(Stored data)
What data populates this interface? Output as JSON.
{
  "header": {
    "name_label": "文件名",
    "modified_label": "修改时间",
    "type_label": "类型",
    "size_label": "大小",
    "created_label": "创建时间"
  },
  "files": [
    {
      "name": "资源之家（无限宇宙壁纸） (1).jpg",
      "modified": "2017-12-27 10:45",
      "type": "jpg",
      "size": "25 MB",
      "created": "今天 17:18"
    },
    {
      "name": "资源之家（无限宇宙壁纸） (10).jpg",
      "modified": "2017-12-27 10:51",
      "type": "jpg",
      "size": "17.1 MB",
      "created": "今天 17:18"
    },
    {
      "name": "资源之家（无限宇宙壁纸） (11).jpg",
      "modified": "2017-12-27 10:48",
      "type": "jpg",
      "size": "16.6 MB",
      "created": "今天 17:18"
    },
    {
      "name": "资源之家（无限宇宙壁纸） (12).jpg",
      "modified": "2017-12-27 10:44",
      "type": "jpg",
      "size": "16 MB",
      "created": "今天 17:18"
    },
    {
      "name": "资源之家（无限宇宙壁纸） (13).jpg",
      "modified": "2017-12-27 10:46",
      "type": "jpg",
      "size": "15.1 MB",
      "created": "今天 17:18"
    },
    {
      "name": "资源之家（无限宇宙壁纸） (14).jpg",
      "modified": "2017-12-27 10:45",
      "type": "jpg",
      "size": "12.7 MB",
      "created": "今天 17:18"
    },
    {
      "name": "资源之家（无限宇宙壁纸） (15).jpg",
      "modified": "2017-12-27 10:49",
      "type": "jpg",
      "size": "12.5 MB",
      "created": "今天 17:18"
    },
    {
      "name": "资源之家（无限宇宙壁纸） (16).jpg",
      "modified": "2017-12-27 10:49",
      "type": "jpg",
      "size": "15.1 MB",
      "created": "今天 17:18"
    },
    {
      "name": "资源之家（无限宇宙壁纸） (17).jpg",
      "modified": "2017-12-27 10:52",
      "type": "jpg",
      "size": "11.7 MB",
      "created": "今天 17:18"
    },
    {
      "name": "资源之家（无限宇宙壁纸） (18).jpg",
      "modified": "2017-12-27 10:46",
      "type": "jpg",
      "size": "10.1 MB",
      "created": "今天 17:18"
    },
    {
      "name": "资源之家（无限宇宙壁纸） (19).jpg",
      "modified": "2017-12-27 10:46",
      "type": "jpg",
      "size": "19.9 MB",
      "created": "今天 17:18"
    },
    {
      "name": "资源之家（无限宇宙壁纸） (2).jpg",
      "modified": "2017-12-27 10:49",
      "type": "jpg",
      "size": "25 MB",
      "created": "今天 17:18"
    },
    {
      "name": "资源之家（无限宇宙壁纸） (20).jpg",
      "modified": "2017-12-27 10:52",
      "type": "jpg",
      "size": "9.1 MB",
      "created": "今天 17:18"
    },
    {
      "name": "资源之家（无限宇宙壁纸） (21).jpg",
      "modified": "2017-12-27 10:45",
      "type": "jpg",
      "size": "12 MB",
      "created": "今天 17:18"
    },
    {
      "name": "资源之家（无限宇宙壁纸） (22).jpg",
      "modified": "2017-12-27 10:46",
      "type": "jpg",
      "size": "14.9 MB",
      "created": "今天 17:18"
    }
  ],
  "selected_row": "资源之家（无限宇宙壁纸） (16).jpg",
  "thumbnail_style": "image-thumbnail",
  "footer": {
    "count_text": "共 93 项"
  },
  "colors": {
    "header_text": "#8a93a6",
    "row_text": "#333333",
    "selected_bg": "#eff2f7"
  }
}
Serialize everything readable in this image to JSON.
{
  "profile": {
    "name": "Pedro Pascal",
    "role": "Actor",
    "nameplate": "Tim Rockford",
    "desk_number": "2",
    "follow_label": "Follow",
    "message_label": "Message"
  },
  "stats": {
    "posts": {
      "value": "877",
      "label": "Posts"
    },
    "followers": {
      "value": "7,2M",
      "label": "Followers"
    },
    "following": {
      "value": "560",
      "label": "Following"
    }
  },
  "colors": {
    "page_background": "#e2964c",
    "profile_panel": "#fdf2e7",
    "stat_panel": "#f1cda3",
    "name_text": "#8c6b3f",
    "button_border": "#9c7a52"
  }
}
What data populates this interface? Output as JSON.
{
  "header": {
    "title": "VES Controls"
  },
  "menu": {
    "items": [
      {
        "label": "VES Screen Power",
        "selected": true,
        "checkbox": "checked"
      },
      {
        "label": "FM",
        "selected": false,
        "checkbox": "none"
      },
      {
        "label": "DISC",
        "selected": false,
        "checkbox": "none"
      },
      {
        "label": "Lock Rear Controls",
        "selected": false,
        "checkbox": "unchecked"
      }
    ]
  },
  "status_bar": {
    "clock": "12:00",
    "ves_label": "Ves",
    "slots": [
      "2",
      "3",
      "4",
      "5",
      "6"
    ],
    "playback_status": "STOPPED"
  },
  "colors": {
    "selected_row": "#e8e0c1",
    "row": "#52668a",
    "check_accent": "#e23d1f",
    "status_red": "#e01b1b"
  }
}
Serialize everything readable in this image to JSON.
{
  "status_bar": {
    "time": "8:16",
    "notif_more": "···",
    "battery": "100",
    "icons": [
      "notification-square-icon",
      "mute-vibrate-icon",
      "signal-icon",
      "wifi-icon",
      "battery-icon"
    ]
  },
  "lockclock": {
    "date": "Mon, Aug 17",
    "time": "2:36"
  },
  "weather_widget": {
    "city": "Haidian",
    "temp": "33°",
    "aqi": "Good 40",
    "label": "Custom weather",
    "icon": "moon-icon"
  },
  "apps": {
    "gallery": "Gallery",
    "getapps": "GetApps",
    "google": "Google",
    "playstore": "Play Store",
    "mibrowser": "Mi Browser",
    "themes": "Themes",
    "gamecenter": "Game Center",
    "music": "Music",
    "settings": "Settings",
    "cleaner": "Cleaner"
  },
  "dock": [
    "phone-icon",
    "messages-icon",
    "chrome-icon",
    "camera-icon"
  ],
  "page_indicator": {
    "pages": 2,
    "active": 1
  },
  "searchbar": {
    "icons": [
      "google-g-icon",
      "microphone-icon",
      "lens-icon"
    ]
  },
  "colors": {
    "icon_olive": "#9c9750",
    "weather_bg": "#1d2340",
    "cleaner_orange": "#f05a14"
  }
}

WHAT YOU ARE ASKED TO DO — From the data above, gather every line that includes the word "Controls".

EXERCISE RESULT —
    "title": "VES Controls"
        "label": "Lock Rear Controls",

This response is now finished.